**SHORT PROBLEM:**
Retype the full set of records. Keep every character identical.
━━ DATASET ROWS
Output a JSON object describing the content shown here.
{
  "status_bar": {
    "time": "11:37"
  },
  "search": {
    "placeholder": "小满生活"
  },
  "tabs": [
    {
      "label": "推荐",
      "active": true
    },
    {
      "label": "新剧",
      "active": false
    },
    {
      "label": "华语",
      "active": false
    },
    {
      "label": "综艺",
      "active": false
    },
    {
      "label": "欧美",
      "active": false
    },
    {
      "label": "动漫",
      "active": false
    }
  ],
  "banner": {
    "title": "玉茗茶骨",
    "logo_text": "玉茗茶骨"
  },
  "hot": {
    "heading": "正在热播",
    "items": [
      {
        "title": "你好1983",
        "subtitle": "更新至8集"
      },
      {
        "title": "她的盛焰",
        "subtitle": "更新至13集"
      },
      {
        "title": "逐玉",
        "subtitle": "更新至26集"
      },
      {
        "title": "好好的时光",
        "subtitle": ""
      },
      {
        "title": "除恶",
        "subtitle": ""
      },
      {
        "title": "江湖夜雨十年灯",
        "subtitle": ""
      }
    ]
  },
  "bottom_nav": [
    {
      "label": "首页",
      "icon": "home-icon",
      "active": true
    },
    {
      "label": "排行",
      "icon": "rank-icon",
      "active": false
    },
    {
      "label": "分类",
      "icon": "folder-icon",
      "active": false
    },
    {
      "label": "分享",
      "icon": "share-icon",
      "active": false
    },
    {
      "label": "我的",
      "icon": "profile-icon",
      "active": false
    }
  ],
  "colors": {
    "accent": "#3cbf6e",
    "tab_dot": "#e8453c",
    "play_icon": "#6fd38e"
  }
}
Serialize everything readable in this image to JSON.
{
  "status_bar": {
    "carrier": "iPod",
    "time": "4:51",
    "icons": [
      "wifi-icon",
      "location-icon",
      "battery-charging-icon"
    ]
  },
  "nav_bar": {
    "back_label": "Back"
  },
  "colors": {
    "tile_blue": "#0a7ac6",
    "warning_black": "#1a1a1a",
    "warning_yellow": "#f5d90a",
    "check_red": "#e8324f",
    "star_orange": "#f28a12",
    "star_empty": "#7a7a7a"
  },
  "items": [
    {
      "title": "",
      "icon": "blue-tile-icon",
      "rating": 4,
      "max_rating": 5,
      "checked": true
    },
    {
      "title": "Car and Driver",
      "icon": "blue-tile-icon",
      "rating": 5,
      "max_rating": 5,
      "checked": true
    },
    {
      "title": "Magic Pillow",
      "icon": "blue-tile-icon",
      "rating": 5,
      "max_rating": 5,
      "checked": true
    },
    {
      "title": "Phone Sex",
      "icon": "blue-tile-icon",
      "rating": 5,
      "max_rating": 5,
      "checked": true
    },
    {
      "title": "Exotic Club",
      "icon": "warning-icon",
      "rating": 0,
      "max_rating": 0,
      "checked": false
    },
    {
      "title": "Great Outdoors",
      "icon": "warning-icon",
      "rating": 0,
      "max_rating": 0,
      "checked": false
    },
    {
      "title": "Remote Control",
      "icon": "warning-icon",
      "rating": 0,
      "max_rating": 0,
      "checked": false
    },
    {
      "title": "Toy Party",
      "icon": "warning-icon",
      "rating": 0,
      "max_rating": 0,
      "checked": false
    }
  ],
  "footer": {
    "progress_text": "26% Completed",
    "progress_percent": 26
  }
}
━━━━
**RESPONSE TO THE TASK:**
Output a JSON object describing the content shown here.
{
  "status_bar": {
    "time": "11:37"
  },
  "search": {
    "placeholder": "小满生活"
  },
  "tabs": [
    {
      "label": "推荐",
      "active": true
    },
    {
      "label": "新剧",
      "active": false
    },
    {
      "label": "华语",
      "active": false
    },
    {
      "label": "综艺",
      "active": false
    },
    {
      "label": "欧美",
      "active": false
    },
    {
      "label": "动漫",
      "active": false
    }
  ],
  "banner": {
    "title": "玉茗茶骨",
    "logo_text": "玉茗茶骨"
  },
  "hot": {
    "heading": "正在热播",
    "items": [
      {
        "title": "你好1983",
        "subtitle": "更新至8集"
      },
      {
        "title": "她的盛焰",
        "subtitle": "更新至13集"
      },
      {
        "title": "逐玉",
        "subtitle": "更新至26集"
      },
      {
        "title": "好好的时光",
        "subtitle": ""
      },
      {
        "title": "除恶",
        "subtitle": ""
      },
      {
        "title": "江湖夜雨十年灯",
        "subtitle": ""
      }
    ]
  },
  "bottom_nav": [
    {
      "label": "首页",
      "icon": "home-icon",
      "active": true
    },
    {
      "label": "排行",
      "icon": "rank-icon",
      "active": false
    },
    {
      "label": "分类",
      "icon": "folder-icon",
      "active": false
    },
    {
      "label": "分享",
      "icon": "share-icon",
      "active": false
    },
    {
      "label": "我的",
      "icon": "profile-icon",
      "active": false
    }
  ],
  "colors": {
    "accent": "#3cbf6e",
    "tab_dot": "#e8453c",
    "play_icon": "#6fd38e"
  }
}
Serialize everything readable in this image to JSON.
{
  "status_bar": {
    "carrier": "iPod",
    "time": "4:51",
    "icons": [
      "wifi-icon",
      "location-icon",
      "battery-charging-icon"
    ]
  },
  "nav_bar": {
    "back_label": "Back"
  },
  "colors": {
    "tile_blue": "#0a7ac6",
    "warning_black": "#1a1a1a",
    "warning_yellow": "#f5d90a",
    "check_red": "#e8324f",
    "star_orange": "#f28a12",
    "star_empty": "#7a7a7a"
  },
  "items": [
    {
      "title": "",
      "icon": "blue-tile-icon",
      "rating": 4,
      "max_rating": 5,
      "checked": true
    },
    {
      "title": "Car and Driver",
      "icon": "blue-tile-icon",
      "rating": 5,
      "max_rating": 5,
      "checked": true
    },
    {
      "title": "Magic Pillow",
      "icon": "blue-tile-icon",
      "rating": 5,
      "max_rating": 5,
      "checked": true
    },
    {
      "title": "Phone Sex",
      "icon": "blue-tile-icon",
      "rating": 5,
      "max_rating": 5,
      "checked": true
    },
    {
      "title": "Exotic Club",
      "icon": "warning-icon",
      "rating": 0,
      "max_rating": 0,
      "checked": false
    },
    {
      "title": "Great Outdoors",
      "icon": "warning-icon",
      "rating": 0,
      "max_rating": 0,
      "checked": false
    },
    {
      "title": "Remote Control",
      "icon": "warning-icon",
      "rating": 0,
      "max_rating": 0,
      "checked": false
    },
    {
      "title": "Toy Party",
      "icon": "warning-icon",
      "rating": 0,
      "max_rating": 0,
      "checked": false
    }
  ],
  "footer": {
    "progress_text": "26% Completed",
    "progress_percent": 26
  }
}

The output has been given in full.